• [Task statement]
Show all lines from the data that include the word "page".

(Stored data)
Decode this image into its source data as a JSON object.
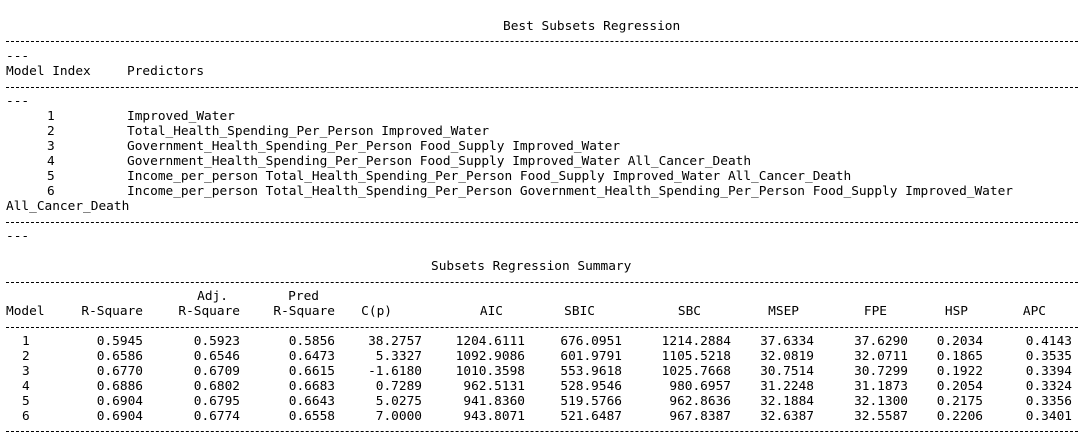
{
  "best_subsets": {
    "title": "Best Subsets Regression",
    "rule_tail": "---",
    "header": {
      "model_index": "Model Index",
      "predictors": "Predictors"
    },
    "rows": [
      {
        "index": "1",
        "predictors": "Improved_Water"
      },
      {
        "index": "2",
        "predictors": "Total_Health_Spending_Per_Person Improved_Water"
      },
      {
        "index": "3",
        "predictors": "Government_Health_Spending_Per_Person Food_Supply Improved_Water"
      },
      {
        "index": "4",
        "predictors": "Government_Health_Spending_Per_Person Food_Supply Improved_Water All_Cancer_Death"
      },
      {
        "index": "5",
        "predictors": "Income_per_person Total_Health_Spending_Per_Person Food_Supply Improved_Water All_Cancer_Death"
      },
      {
        "index": "6",
        "predictors": "Income_per_person Total_Health_Spending_Per_Person Government_Health_Spending_Per_Person Food_Supply Improved_Water",
        "continuation": "All_Cancer_Death"
      }
    ]
  },
  "summary": {
    "title": "Subsets Regression Summary",
    "headers": {
      "model": "Model",
      "rsq": "R-Square",
      "adj_top": "Adj.",
      "adj_bottom": "R-Square",
      "pred_top": "Pred",
      "pred_bottom": "R-Square",
      "cp": "C(p)",
      "aic": "AIC",
      "sbic": "SBIC",
      "sbc": "SBC",
      "msep": "MSEP",
      "fpe": "FPE",
      "hsp": "HSP",
      "apc": "APC"
    },
    "rows": [
      {
        "model": "1",
        "rsq": "0.5945",
        "adj": "0.5923",
        "pred": "0.5856",
        "cp": "38.2757",
        "aic": "1204.6111",
        "sbic": "676.0951",
        "sbc": "1214.2884",
        "msep": "37.6334",
        "fpe": "37.6290",
        "hsp": "0.2034",
        "apc": "0.4143"
      },
      {
        "model": "2",
        "rsq": "0.6586",
        "adj": "0.6546",
        "pred": "0.6473",
        "cp": "5.3327",
        "aic": "1092.9086",
        "sbic": "601.9791",
        "sbc": "1105.5218",
        "msep": "32.0819",
        "fpe": "32.0711",
        "hsp": "0.1865",
        "apc": "0.3535"
      },
      {
        "model": "3",
        "rsq": "0.6770",
        "adj": "0.6709",
        "pred": "0.6615",
        "cp": "-1.6180",
        "aic": "1010.3598",
        "sbic": "553.9618",
        "sbc": "1025.7668",
        "msep": "30.7514",
        "fpe": "30.7299",
        "hsp": "0.1922",
        "apc": "0.3394"
      },
      {
        "model": "4",
        "rsq": "0.6886",
        "adj": "0.6802",
        "pred": "0.6683",
        "cp": "0.7289",
        "aic": "962.5131",
        "sbic": "528.9546",
        "sbc": "980.6957",
        "msep": "31.2248",
        "fpe": "31.1873",
        "hsp": "0.2054",
        "apc": "0.3324"
      },
      {
        "model": "5",
        "rsq": "0.6904",
        "adj": "0.6795",
        "pred": "0.6643",
        "cp": "5.0275",
        "aic": "941.8360",
        "sbic": "519.5766",
        "sbc": "962.8636",
        "msep": "32.1884",
        "fpe": "32.1300",
        "hsp": "0.2175",
        "apc": "0.3356"
      },
      {
        "model": "6",
        "rsq": "0.6904",
        "adj": "0.6774",
        "pred": "0.6558",
        "cp": "7.0000",
        "aic": "943.8071",
        "sbic": "521.6487",
        "sbc": "967.8387",
        "msep": "32.6387",
        "fpe": "32.5587",
        "hsp": "0.2206",
        "apc": "0.3401"
      }
    ]
  }
}
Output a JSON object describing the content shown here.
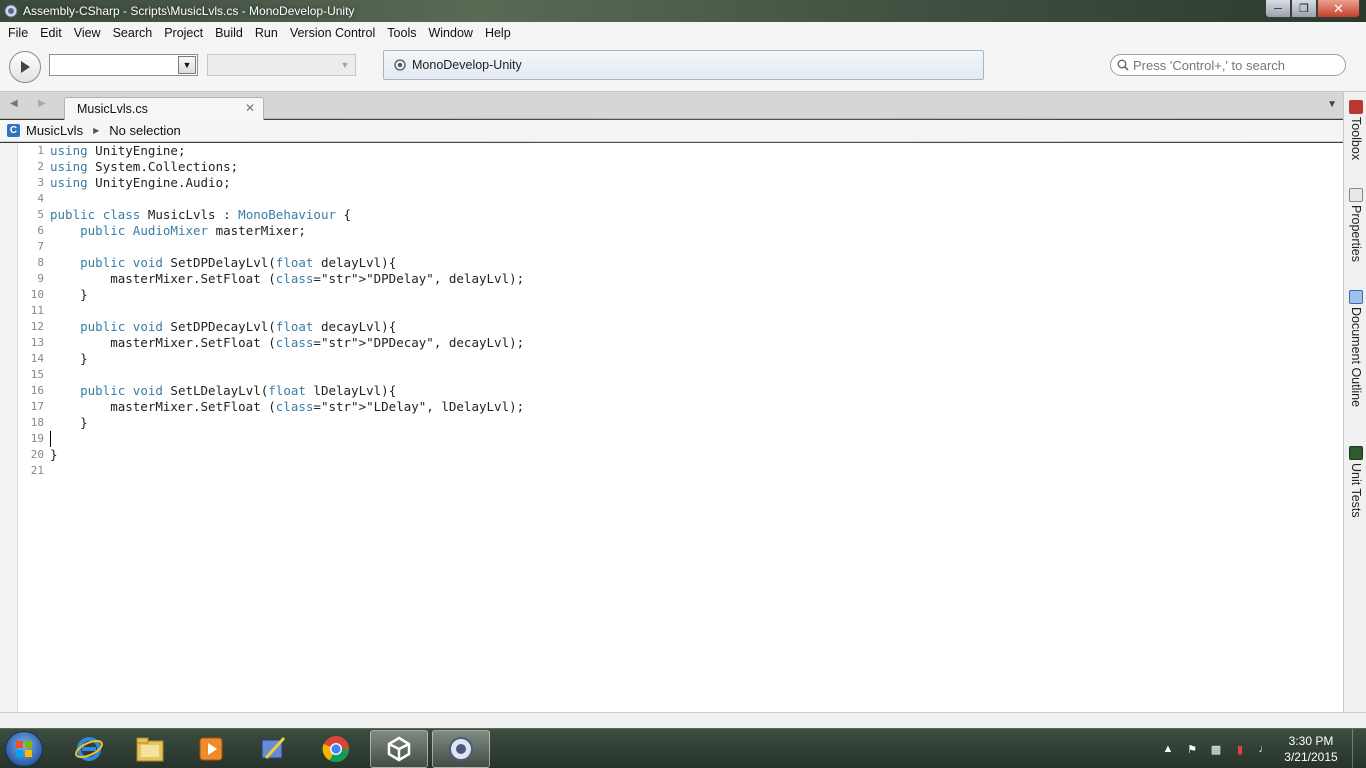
{
  "window": {
    "title": "Assembly-CSharp - Scripts\\MusicLvls.cs - MonoDevelop-Unity"
  },
  "menu": [
    "File",
    "Edit",
    "View",
    "Search",
    "Project",
    "Build",
    "Run",
    "Version Control",
    "Tools",
    "Window",
    "Help"
  ],
  "toolbar": {
    "status_text": "MonoDevelop-Unity",
    "search_placeholder": "Press 'Control+,' to search"
  },
  "tabs": [
    {
      "label": "MusicLvls.cs"
    }
  ],
  "breadcrumb": {
    "class_name": "MusicLvls",
    "selection": "No selection"
  },
  "code_lines": [
    {
      "n": "1",
      "text": "using UnityEngine;"
    },
    {
      "n": "2",
      "text": "using System.Collections;"
    },
    {
      "n": "3",
      "text": "using UnityEngine.Audio;"
    },
    {
      "n": "4",
      "text": ""
    },
    {
      "n": "5",
      "text": "public class MusicLvls : MonoBehaviour {"
    },
    {
      "n": "6",
      "text": "    public AudioMixer masterMixer;"
    },
    {
      "n": "7",
      "text": ""
    },
    {
      "n": "8",
      "text": "    public void SetDPDelayLvl(float delayLvl){"
    },
    {
      "n": "9",
      "text": "        masterMixer.SetFloat (\"DPDelay\", delayLvl);"
    },
    {
      "n": "10",
      "text": "    }"
    },
    {
      "n": "11",
      "text": ""
    },
    {
      "n": "12",
      "text": "    public void SetDPDecayLvl(float decayLvl){"
    },
    {
      "n": "13",
      "text": "        masterMixer.SetFloat (\"DPDecay\", decayLvl);"
    },
    {
      "n": "14",
      "text": "    }"
    },
    {
      "n": "15",
      "text": ""
    },
    {
      "n": "16",
      "text": "    public void SetLDelayLvl(float lDelayLvl){"
    },
    {
      "n": "17",
      "text": "        masterMixer.SetFloat (\"LDelay\", lDelayLvl);"
    },
    {
      "n": "18",
      "text": "    }"
    },
    {
      "n": "19",
      "text": ""
    },
    {
      "n": "20",
      "text": "}"
    },
    {
      "n": "21",
      "text": ""
    }
  ],
  "dock": [
    "Toolbox",
    "Properties",
    "Document Outline",
    "Unit Tests"
  ],
  "taskbar": {
    "time": "3:30 PM",
    "date": "3/21/2015"
  },
  "colors": {
    "keyword": "#3a7da8",
    "string": "#d6862a",
    "accent": "#2f74c0"
  }
}
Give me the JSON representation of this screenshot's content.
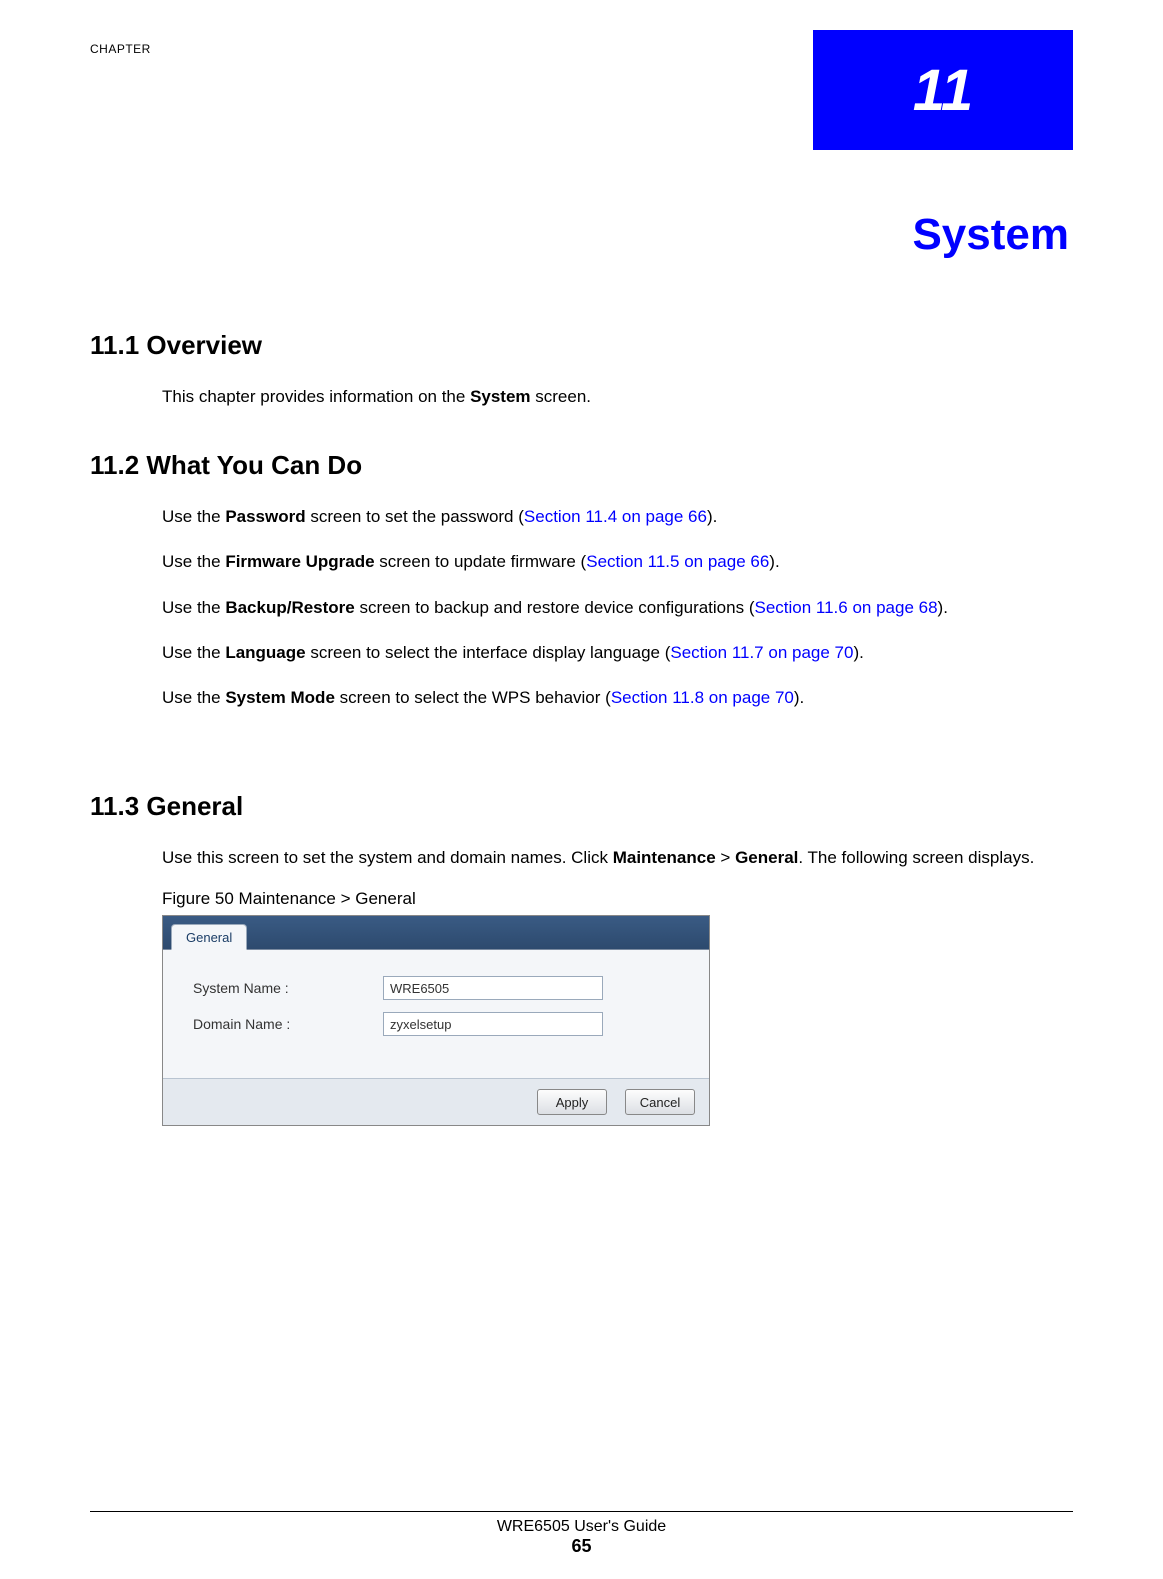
{
  "chapter": {
    "label": "CHAPTER",
    "number": "11",
    "title": "System"
  },
  "sections": {
    "s11_1": {
      "heading": "11.1  Overview",
      "p1a": "This chapter provides information on the ",
      "p1b": "System",
      "p1c": " screen."
    },
    "s11_2": {
      "heading": "11.2  What You Can Do",
      "items": [
        {
          "pre": "Use the ",
          "bold": "Password",
          "mid": " screen to set the password (",
          "xref": "Section 11.4 on page 66",
          "post": ")."
        },
        {
          "pre": "Use the ",
          "bold": "Firmware Upgrade",
          "mid": " screen to update firmware (",
          "xref": "Section 11.5 on page 66",
          "post": ")."
        },
        {
          "pre": "Use the ",
          "bold": "Backup/Restore",
          "mid": " screen to backup and restore device configurations (",
          "xref": "Section 11.6 on page 68",
          "post": ")."
        },
        {
          "pre": "Use the ",
          "bold": "Language",
          "mid": " screen to select the interface display language (",
          "xref": "Section 11.7 on page 70",
          "post": ")."
        },
        {
          "pre": "Use the ",
          "bold": "System Mode",
          "mid": " screen to select the WPS behavior (",
          "xref": "Section 11.8 on page 70",
          "post": ")."
        }
      ]
    },
    "s11_3": {
      "heading": "11.3  General",
      "p1a": "Use this screen to set the system and domain names. Click ",
      "p1b": "Maintenance",
      "p1c": " > ",
      "p1d": "General",
      "p1e": ". The following screen displays.",
      "figure_caption": "Figure 50   Maintenance > General"
    }
  },
  "ui": {
    "tab": "General",
    "rows": [
      {
        "label": "System Name :",
        "value": "WRE6505"
      },
      {
        "label": "Domain Name :",
        "value": "zyxelsetup"
      }
    ],
    "buttons": {
      "apply": "Apply",
      "cancel": "Cancel"
    }
  },
  "footer": {
    "title": "WRE6505 User's Guide",
    "page": "65"
  }
}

• [Written answer]
          "xref": "Section 11.4 on page 66",
          "xref": "Section 11.5 on page 66",
          "xref": "Section 11.6 on page 68",
          "xref": "Section 11.7 on page 70",
          "xref": "Section 11.8 on page 70",
    "page": "65"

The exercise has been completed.